Your instructions:
Reply with one number: how many lines contain the word "title".

Supplied material:

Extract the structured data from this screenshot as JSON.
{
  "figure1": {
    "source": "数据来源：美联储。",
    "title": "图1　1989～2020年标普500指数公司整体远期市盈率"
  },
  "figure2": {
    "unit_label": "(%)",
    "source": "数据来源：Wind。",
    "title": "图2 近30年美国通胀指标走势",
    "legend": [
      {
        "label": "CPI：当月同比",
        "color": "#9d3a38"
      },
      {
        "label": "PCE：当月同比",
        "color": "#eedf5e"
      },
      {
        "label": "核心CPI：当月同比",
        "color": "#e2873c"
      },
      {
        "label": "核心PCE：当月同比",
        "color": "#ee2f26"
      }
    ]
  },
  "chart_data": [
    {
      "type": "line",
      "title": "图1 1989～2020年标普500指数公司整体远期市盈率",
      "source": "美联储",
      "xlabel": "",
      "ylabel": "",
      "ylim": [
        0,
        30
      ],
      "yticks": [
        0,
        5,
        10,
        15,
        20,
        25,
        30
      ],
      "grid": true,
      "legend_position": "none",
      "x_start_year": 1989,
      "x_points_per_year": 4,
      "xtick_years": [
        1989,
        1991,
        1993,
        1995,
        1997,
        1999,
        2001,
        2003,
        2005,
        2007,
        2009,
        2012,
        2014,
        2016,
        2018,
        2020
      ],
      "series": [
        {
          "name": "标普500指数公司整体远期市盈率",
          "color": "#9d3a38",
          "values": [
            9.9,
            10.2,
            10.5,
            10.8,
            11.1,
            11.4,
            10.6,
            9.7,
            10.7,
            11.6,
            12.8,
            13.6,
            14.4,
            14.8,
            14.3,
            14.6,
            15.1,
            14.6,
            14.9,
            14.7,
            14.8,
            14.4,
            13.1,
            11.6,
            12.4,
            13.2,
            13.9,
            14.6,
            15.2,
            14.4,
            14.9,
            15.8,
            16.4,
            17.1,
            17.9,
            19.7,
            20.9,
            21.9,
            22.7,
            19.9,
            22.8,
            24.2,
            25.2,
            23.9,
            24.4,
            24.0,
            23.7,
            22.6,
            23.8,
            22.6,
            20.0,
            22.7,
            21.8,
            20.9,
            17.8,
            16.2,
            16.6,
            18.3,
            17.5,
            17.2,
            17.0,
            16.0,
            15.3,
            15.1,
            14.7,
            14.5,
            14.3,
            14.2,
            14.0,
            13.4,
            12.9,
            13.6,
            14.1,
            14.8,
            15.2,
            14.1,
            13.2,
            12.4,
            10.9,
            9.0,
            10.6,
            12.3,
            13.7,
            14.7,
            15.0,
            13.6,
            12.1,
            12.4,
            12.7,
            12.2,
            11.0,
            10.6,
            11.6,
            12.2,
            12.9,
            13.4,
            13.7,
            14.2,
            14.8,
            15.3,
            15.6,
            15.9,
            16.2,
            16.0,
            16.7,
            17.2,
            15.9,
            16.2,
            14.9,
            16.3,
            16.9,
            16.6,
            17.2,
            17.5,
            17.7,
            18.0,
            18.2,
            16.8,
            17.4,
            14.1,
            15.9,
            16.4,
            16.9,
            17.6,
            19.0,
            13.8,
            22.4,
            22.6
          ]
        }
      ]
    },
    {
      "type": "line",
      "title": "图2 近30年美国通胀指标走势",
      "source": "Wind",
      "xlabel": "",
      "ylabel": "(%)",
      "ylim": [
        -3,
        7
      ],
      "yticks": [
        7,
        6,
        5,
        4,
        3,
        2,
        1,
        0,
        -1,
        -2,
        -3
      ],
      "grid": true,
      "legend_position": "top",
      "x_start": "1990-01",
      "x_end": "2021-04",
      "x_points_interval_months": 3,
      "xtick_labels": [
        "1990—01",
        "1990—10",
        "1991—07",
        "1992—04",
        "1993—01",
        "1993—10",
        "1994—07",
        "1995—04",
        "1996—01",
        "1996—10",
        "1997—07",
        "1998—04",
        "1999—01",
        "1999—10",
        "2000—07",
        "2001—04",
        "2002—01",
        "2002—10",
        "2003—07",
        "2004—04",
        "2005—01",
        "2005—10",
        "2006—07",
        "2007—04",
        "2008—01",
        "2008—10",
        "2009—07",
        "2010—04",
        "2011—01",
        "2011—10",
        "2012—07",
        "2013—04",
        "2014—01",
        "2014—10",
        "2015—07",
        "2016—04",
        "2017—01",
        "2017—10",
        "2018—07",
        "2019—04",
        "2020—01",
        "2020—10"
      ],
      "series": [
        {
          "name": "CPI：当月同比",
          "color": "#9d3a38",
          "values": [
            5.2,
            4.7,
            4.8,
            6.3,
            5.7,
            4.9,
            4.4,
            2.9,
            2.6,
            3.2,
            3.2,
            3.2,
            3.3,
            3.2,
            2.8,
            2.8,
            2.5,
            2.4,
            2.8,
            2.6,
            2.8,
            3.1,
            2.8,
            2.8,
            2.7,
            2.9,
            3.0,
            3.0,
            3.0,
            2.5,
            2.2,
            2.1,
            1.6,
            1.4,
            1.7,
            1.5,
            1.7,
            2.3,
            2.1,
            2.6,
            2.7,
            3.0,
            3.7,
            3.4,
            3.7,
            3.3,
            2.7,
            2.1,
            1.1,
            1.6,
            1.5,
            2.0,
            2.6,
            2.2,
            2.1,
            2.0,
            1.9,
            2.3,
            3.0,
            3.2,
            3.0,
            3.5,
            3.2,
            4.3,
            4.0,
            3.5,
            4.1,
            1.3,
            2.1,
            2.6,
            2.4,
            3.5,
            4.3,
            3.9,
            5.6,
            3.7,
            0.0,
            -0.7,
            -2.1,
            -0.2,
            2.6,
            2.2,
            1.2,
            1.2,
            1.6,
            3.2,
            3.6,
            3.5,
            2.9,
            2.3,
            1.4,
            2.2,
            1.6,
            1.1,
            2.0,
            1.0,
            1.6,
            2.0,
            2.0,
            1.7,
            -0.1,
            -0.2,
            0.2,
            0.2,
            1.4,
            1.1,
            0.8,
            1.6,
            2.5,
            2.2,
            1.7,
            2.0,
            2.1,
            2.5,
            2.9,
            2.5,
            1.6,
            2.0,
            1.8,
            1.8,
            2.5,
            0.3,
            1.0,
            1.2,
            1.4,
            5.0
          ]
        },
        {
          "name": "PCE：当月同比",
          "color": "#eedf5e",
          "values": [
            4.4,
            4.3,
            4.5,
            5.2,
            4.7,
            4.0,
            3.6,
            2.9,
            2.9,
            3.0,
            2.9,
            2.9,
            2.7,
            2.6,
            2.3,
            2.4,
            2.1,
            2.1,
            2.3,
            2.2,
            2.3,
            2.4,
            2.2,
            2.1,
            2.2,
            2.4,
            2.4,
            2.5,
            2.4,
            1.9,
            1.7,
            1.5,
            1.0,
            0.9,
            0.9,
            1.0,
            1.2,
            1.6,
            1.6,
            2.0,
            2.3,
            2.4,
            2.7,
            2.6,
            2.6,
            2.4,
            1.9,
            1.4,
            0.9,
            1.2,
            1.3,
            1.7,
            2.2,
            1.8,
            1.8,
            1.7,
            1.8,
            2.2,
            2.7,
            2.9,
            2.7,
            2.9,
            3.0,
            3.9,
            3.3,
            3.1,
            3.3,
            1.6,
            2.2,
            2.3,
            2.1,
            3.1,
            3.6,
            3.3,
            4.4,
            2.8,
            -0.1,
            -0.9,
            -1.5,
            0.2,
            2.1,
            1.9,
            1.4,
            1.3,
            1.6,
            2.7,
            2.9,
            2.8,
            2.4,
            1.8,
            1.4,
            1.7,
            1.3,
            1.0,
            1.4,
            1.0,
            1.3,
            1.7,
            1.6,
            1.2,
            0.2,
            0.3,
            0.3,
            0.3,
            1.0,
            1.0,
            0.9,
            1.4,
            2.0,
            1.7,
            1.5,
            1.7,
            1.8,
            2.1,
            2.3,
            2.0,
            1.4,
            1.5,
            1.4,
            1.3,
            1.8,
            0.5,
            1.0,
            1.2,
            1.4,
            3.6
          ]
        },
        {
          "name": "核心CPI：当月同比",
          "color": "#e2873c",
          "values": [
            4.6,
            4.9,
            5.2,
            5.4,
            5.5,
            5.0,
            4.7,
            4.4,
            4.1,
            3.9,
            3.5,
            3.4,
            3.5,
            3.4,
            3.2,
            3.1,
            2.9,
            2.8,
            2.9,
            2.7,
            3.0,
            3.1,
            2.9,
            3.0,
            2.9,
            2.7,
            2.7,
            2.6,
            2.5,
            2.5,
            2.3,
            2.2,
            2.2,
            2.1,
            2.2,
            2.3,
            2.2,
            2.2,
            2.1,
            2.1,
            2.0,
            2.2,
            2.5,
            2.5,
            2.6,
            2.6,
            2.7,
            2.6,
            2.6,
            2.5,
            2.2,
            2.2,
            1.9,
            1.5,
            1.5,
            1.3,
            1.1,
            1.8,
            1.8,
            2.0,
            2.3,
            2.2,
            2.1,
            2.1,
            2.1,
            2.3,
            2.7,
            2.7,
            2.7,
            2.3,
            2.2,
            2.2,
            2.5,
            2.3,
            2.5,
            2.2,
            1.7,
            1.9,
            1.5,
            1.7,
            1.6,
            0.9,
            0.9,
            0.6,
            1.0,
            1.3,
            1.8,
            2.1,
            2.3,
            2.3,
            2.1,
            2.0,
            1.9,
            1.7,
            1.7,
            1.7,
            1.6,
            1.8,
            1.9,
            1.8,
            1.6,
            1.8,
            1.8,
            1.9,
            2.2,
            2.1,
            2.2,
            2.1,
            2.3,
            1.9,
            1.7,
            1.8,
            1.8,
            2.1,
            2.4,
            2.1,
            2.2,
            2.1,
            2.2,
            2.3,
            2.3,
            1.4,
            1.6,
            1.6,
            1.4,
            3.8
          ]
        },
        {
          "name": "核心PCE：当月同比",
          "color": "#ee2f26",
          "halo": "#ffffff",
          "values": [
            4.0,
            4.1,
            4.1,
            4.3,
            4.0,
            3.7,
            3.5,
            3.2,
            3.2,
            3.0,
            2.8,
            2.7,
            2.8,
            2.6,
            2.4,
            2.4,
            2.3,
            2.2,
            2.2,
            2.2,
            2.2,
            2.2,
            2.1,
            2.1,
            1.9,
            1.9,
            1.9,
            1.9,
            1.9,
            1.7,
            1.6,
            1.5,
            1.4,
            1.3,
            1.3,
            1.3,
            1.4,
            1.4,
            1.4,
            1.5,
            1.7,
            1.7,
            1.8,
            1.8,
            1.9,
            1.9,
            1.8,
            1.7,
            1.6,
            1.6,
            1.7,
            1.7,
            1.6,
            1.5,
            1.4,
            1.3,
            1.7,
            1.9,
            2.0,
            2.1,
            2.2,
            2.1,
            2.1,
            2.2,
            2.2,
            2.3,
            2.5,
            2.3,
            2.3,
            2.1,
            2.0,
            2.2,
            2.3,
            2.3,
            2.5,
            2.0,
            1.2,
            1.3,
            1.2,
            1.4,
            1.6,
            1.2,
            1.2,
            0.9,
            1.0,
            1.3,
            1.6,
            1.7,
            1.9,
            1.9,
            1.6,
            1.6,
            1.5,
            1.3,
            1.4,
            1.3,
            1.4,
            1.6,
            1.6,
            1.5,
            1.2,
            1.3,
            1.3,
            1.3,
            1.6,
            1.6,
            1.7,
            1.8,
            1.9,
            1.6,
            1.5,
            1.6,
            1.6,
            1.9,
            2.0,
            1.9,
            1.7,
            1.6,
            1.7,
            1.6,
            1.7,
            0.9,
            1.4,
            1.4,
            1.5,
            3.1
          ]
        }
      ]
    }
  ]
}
--
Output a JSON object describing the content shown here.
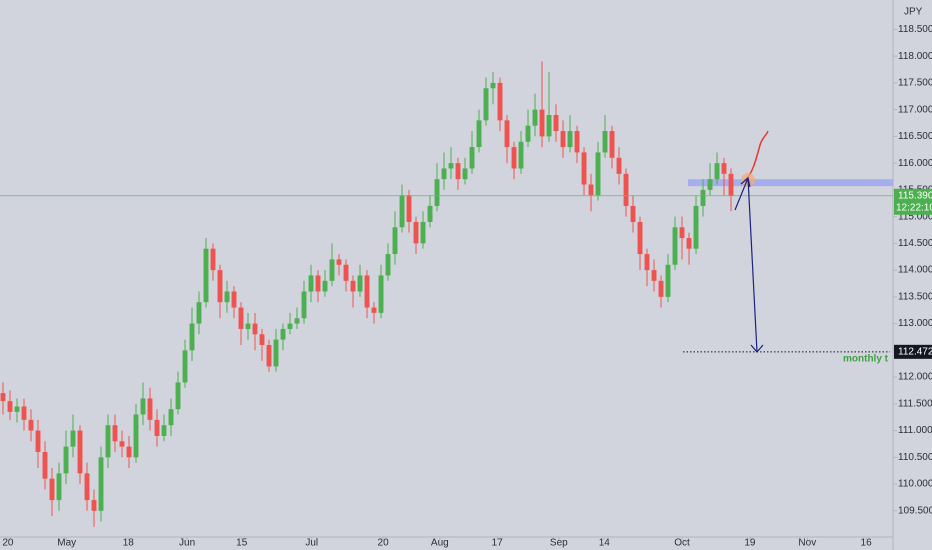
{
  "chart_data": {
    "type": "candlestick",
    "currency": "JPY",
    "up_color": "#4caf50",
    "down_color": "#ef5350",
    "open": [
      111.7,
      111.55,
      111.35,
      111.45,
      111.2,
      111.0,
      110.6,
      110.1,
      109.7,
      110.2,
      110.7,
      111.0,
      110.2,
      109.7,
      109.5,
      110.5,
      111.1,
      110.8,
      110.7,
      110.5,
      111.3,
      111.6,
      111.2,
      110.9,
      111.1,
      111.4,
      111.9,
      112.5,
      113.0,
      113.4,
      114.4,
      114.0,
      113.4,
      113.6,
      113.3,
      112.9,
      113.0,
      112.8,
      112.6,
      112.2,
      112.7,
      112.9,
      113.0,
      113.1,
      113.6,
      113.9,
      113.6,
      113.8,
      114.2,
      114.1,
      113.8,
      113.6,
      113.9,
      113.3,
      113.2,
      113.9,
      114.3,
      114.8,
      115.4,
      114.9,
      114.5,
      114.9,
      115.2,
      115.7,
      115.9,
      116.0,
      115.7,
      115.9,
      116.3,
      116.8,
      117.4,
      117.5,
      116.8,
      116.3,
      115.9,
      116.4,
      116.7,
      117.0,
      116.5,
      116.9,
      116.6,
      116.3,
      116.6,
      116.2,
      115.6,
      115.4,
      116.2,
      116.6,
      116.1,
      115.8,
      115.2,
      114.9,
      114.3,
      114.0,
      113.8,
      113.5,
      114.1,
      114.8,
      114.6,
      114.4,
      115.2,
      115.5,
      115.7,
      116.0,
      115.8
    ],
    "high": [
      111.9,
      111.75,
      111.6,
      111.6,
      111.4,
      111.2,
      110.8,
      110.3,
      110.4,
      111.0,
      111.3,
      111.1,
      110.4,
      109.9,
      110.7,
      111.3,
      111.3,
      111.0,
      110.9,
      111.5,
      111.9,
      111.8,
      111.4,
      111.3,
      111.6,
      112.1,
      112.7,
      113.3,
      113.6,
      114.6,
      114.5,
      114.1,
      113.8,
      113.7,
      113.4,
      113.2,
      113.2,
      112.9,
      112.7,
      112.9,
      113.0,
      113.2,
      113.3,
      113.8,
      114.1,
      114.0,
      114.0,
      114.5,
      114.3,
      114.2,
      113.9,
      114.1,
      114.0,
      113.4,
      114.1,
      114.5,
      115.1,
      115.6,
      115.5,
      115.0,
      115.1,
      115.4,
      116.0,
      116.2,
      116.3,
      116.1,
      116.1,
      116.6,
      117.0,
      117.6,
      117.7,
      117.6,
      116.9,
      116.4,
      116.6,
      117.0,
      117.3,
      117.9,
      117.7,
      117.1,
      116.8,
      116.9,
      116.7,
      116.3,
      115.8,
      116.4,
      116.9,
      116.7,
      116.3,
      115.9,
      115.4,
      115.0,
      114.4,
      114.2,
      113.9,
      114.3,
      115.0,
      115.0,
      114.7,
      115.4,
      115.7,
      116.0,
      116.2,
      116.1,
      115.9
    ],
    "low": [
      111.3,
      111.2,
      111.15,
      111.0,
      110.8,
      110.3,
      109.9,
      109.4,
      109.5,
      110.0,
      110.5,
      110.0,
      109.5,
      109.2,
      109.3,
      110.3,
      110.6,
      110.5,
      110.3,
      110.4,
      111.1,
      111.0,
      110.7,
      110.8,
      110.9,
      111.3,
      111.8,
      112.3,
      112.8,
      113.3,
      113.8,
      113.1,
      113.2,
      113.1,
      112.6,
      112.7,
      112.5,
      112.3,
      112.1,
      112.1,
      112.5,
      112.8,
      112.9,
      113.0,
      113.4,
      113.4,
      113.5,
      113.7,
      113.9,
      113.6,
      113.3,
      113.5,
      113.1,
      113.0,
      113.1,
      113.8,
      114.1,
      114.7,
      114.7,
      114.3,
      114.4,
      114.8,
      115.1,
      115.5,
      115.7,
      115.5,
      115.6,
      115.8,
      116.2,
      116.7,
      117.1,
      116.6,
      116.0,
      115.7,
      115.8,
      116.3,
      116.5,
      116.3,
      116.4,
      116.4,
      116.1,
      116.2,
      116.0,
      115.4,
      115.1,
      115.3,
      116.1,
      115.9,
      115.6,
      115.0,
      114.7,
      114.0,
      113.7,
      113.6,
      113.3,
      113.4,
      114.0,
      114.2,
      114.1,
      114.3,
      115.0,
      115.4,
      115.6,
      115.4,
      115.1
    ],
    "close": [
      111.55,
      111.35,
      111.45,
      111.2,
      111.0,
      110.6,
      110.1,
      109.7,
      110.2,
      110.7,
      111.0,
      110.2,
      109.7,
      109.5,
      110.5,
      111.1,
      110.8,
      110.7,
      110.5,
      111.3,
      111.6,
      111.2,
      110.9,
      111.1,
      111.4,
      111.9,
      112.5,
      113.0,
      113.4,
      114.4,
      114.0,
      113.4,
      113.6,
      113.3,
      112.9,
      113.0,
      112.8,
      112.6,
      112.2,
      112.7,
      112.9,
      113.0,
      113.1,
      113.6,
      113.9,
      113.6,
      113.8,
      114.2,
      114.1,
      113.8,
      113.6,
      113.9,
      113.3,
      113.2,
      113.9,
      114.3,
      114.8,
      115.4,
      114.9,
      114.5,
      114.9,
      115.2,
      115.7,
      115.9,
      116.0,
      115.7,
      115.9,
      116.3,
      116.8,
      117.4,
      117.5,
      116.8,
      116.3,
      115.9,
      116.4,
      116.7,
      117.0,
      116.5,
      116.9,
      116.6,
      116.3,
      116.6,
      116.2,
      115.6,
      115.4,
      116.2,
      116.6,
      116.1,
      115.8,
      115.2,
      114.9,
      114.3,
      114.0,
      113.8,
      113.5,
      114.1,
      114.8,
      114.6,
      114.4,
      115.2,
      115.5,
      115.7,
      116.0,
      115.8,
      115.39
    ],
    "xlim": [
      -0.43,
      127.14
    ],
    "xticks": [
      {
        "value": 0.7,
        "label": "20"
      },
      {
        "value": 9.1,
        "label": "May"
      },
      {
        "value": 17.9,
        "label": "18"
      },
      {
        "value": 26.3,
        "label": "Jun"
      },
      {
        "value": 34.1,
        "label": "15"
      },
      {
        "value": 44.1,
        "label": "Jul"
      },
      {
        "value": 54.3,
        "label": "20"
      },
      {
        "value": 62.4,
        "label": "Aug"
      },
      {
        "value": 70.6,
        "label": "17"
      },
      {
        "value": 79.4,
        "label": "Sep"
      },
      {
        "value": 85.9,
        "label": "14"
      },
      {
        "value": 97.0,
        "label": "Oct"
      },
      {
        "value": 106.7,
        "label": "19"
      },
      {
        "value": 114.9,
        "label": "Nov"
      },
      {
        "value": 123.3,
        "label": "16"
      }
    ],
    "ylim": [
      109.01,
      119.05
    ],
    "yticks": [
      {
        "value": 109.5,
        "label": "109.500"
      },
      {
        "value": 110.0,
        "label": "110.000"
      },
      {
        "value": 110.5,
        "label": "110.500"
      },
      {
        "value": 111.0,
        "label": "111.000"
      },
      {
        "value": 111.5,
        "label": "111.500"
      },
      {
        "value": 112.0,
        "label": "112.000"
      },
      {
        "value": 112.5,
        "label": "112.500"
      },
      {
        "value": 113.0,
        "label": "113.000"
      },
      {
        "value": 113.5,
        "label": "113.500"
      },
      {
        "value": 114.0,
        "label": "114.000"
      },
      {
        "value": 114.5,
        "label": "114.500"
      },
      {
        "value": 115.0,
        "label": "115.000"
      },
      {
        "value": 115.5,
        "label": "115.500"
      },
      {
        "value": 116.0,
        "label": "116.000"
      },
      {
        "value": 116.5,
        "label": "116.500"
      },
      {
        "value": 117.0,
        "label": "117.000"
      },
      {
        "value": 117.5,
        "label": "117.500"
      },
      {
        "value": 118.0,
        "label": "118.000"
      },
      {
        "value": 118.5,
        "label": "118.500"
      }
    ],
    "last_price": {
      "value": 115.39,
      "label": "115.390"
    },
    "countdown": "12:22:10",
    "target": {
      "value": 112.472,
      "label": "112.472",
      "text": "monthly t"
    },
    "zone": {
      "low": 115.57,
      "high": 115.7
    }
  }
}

Result of the exercise:
4